(Records excerpted from a collection)

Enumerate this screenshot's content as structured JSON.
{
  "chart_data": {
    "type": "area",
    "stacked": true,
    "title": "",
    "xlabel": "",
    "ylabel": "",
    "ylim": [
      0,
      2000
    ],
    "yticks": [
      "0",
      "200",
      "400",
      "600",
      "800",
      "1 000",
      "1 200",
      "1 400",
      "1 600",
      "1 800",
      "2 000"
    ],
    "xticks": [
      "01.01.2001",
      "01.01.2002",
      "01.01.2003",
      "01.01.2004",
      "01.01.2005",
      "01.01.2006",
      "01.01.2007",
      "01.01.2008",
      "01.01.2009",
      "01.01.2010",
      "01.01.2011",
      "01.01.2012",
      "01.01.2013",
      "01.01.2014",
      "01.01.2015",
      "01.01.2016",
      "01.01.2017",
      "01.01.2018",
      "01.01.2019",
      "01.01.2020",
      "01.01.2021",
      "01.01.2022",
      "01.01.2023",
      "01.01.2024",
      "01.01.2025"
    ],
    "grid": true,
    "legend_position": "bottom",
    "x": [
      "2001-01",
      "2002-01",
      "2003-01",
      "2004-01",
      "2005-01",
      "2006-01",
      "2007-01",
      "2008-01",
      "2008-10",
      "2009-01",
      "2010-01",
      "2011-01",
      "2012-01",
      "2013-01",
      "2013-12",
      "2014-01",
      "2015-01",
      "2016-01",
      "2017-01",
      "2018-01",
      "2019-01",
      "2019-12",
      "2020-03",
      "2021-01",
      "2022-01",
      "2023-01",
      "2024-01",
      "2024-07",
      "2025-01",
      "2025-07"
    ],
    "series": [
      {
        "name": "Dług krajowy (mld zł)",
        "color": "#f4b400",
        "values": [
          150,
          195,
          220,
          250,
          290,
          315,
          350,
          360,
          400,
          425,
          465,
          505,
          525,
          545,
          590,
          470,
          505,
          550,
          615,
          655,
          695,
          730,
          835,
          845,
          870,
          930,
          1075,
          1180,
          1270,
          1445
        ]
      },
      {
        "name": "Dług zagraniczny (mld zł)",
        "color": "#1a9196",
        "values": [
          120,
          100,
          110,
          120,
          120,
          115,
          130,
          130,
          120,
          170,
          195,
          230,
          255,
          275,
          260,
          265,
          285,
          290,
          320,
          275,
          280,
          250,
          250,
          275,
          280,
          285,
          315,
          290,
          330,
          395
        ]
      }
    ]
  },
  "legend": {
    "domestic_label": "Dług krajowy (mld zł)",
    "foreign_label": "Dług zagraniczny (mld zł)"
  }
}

* **CHALLENGE**
Produce a verbatim transcription of the entries above.

* **RESULT OF THE TASK**
Enumerate this screenshot's content as structured JSON.
{
  "chart_data": {
    "type": "area",
    "stacked": true,
    "title": "",
    "xlabel": "",
    "ylabel": "",
    "ylim": [
      0,
      2000
    ],
    "yticks": [
      "0",
      "200",
      "400",
      "600",
      "800",
      "1 000",
      "1 200",
      "1 400",
      "1 600",
      "1 800",
      "2 000"
    ],
    "xticks": [
      "01.01.2001",
      "01.01.2002",
      "01.01.2003",
      "01.01.2004",
      "01.01.2005",
      "01.01.2006",
      "01.01.2007",
      "01.01.2008",
      "01.01.2009",
      "01.01.2010",
      "01.01.2011",
      "01.01.2012",
      "01.01.2013",
      "01.01.2014",
      "01.01.2015",
      "01.01.2016",
      "01.01.2017",
      "01.01.2018",
      "01.01.2019",
      "01.01.2020",
      "01.01.2021",
      "01.01.2022",
      "01.01.2023",
      "01.01.2024",
      "01.01.2025"
    ],
    "grid": true,
    "legend_position": "bottom",
    "x": [
      "2001-01",
      "2002-01",
      "2003-01",
      "2004-01",
      "2005-01",
      "2006-01",
      "2007-01",
      "2008-01",
      "2008-10",
      "2009-01",
      "2010-01",
      "2011-01",
      "2012-01",
      "2013-01",
      "2013-12",
      "2014-01",
      "2015-01",
      "2016-01",
      "2017-01",
      "2018-01",
      "2019-01",
      "2019-12",
      "2020-03",
      "2021-01",
      "2022-01",
      "2023-01",
      "2024-01",
      "2024-07",
      "2025-01",
      "2025-07"
    ],
    "series": [
      {
        "name": "Dług krajowy (mld zł)",
        "color": "#f4b400",
        "values": [
          150,
          195,
          220,
          250,
          290,
          315,
          350,
          360,
          400,
          425,
          465,
          505,
          525,
          545,
          590,
          470,
          505,
          550,
          615,
          655,
          695,
          730,
          835,
          845,
          870,
          930,
          1075,
          1180,
          1270,
          1445
        ]
      },
      {
        "name": "Dług zagraniczny (mld zł)",
        "color": "#1a9196",
        "values": [
          120,
          100,
          110,
          120,
          120,
          115,
          130,
          130,
          120,
          170,
          195,
          230,
          255,
          275,
          260,
          265,
          285,
          290,
          320,
          275,
          280,
          250,
          250,
          275,
          280,
          285,
          315,
          290,
          330,
          395
        ]
      }
    ]
  },
  "legend": {
    "domestic_label": "Dług krajowy (mld zł)",
    "foreign_label": "Dług zagraniczny (mld zł)"
  }
}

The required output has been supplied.